* _Задание 1_:
На какую дату в отрывке о Рязанове был назначен отъезд съемочной группы в экспедицию в Ленинград?
* _Задание 2_:
Процитируйте отрывок о Рязанове дословно, от слов «Наступила долгая, долгая, очень» до слов «спросил ошарашенный Марьяхин.» включительно.
* _Задание 3_:
Напишите продолжение отрывка о Рязанове, начиная сразу после его последней фразы.

-------- Выбранный отрывок

Дольше всех Рязанов искал заглавного персонажа Плетнева. Перепробовав многих молодых артистов, режиссер почти отчаялся и неожиданно предложил сняться в этой роли Андрею Миронову, тогда уже почти сорокалетнему. Миронов дал согласие, но буквально на следующий день Рязанов изменил решение, поскольку случайно познакомился на «Мосфильме» со Станиславом Садальским. Была немедленно сделана проба — и Эльдар Александрович просиял: именно таким он представлял себе Плетнева! А чтобы загладить казус с Мироновым, Рязанов предложил ему в качестве компенсации прочитать в картине авторский текст и спеть несколько песен (как водится, на музыку Андрея Петрова и на стихи известных поэтов). Что Андрей Александрович и проделал с удовольствием и всегдашним блеском.
Впрочем, до стадии озвучания в момент исторического знакомства Рязанова с Садальским было еще очень и очень далеко. 10 апреля 1980 года съемочная группа должна была отправиться в двухмесячную экспедицию в Ленинград. Туда же были отправлены декорации и направлены пятьдесят лошадей с солдатами-кавалеристами. Перед отъездом Рязанов обещал руководству телевидения показать кинопробы. В компании с Гориным и директором объединения телефильмов Семеном Марьяхиным режиссер явился в Останкино. В просмотровом зале собрались телевизионные редакторы, а также начальство в лице Бориса Хессина и Стеллы Ждановой. Сергей Лапин до просмотра кинопроб не снисходил; Рязанов вообще был наслышан о том, что руководитель ЦТ не уделял большого внимания телефильмам, целиком полагаясь в этом вопросе на своих заместителей. В этот день режиссер на личном опыте убедился в обратном.
После просмотра проб, прошедшего в полном молчании, Жданова предложила Рязанову со товарищи подняться в ее кабинет. Только тогда Эльдар Александрович почувствовал, что что-то не так.
«— Видите ли, — помявшись, сказала Жданова, — принято решение о закрытии вашей картины.
Наступила долгая, долгая, очень долгая пауза.
— Зачем же вы тогда, — наконец произнес я, — устроили всю эту комедию с просмотром кинопроб? Сказать нам о закрытии можно было и без этого спектакля. Это же садизм…
— Верно, — согласилась Жданова. — Но у нас как-то не хватало решимости, мы оттягивали…
— А какие мотивы? — поинтересовался Гриша.
— Это распоряжение Председателя, — пояснил Хессин (то есть Лапина).
— Что можно сделать? — спросил ошарашенный Марьяхин.

----------------
-------- Записи данных

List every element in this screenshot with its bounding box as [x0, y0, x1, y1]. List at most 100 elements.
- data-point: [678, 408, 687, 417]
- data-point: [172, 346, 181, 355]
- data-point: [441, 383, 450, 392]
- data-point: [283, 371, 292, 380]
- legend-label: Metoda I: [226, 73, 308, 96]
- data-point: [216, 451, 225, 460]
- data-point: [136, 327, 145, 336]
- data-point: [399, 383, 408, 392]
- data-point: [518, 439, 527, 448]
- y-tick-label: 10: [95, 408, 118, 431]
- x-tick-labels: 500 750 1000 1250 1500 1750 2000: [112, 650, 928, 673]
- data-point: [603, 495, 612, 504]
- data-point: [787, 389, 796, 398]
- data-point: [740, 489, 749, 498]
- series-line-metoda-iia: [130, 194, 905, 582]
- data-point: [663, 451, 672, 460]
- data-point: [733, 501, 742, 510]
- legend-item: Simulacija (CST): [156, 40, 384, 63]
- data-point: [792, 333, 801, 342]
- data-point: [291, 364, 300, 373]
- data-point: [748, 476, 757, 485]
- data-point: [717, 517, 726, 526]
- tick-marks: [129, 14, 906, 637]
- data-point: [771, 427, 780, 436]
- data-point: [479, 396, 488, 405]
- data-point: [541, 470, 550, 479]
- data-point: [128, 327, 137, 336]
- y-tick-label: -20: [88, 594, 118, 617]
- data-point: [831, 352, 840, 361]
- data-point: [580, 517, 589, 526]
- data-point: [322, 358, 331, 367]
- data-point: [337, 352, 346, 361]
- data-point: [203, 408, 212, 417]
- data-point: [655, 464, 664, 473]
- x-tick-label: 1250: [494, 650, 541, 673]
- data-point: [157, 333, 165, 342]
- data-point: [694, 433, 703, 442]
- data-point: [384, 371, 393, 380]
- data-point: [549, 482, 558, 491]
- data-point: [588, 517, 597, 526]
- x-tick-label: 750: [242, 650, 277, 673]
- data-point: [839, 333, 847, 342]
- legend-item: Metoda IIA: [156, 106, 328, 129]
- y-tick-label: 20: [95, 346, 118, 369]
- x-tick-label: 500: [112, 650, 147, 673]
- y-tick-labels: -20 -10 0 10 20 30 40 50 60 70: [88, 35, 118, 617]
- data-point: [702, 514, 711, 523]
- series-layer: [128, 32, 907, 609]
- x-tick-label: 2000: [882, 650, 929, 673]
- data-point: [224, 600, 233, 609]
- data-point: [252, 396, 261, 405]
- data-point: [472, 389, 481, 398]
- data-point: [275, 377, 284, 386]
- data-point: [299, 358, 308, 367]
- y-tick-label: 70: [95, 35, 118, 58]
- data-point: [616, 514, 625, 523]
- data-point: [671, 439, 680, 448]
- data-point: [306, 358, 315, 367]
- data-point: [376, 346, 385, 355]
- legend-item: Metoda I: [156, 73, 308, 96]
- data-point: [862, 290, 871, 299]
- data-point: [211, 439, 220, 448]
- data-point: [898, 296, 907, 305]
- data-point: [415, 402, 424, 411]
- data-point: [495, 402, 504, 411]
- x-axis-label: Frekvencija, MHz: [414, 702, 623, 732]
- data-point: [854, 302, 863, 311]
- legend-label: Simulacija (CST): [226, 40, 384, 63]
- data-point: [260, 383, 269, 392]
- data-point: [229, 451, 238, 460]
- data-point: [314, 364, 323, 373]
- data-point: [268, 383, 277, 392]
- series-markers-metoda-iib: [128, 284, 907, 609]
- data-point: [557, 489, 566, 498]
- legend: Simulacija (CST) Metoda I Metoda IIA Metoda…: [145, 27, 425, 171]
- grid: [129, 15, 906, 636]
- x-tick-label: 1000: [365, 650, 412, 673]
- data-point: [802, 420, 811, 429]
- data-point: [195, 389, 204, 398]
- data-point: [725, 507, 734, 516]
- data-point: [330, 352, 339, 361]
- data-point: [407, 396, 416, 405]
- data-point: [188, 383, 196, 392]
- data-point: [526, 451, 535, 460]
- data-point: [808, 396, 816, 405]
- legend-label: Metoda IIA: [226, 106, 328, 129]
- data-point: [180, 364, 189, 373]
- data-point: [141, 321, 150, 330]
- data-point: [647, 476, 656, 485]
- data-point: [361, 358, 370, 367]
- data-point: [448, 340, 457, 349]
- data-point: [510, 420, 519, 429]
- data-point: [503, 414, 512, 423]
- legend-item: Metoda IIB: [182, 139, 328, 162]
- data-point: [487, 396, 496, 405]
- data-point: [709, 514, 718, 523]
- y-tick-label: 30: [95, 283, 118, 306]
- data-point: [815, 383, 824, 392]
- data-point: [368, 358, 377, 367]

----------------

* _Итоговый результат 1_:
10 апреля 1980 года.

* _Итоговый результат 2_:
Наступила долгая, долгая, очень долгая пауза.
— Зачем же вы тогда, — наконец произнес я, — устроили всю эту комедию с просмотром кинопроб? Сказать нам о закрытии можно было и без этого спектакля. Это же садизм…
— Верно, — согласилась Жданова. — Но у нас как-то не хватало решимости, мы оттягивали…
— А какие мотивы? — поинтересовался Гриша.
— Это распоряжение Председателя, — пояснил Хессин (то есть Лапина).
— Что можно сделать? — спросил ошарашенный Марьяхин.

* _Итоговый результат 3_:
В ответ была пауза и пожатие плеч.
Еще две недели назад мы решили сами закрыть картину, сами решили не снимать ее. Правда, не привели приговор в исполнение. Казалось, то, что происходило сейчас в этом кабинете, не должно было причинить нам боли. Однако стресс случился чудовищный. Не стану описывать то, что мы тогда испытали, чтобы не травить душу… Мы вернулись на „Мосфильм“. В моей комнате ждал Садальский, загримированный и одетый в гусарский костюм. Я сказал ему:
— Все, Стасик, этого фильма не будет. Его закрыли. Так что встретимся на другой картине. Иди, разгримировывайся…
На глазах Садальского появились слезы. Он не мог прийти в себя и плакал.
Сразу же начались распоряжения об остановке работ. Первая забота администрации в подобных ситуациях — прекратить дальнейшие траты. А я побежал в кабинет директора „Мосфильма“ Сизова».
Николай Сизов встретил известие о закрытии телевизионщиками фильма с неменьшим гневом, чем сам Рязанов.
— Да что же они себе позволяют! — воскликнул директор. — Вот так вот запросто отбирают у нас две единицы! Нет, я этого так не оставлю…
Как две единицы засчитывалась в студийном плане двухсерийная картина. А при недоборе таких произведенных «единиц» весь «Мосфильм» в конце года был бы лишен премии. В эдакой ситуации Сизову было уже не до идеологического содержания конкретного фильма — он решил любой ценой спасти две единицы.
Нелюбовь Сергея Лапина к кинематографистам на Сизова, видимо, распространялась далеко не в такой степени, как на Ермаша, и директору студии удалось уговорить телевизионного начальника «открыть обратно» бедного «Бедного гусара».
В итоге остановленные было работы через пару дней были возобновлены — и в середине апреля уже вся съемочная группа выехала в Ленинград. В Северной столице, как и планировалось, снимали около двух месяцев, после чего вернулись на «Мосфильм» ставить оставшиеся павильонные сцены. В конце лета материал был готов — оставалось его смонтировать… и ждать очередных поправок. В неизбежности того, что они возникнут, Рязанов уже и не сомневался.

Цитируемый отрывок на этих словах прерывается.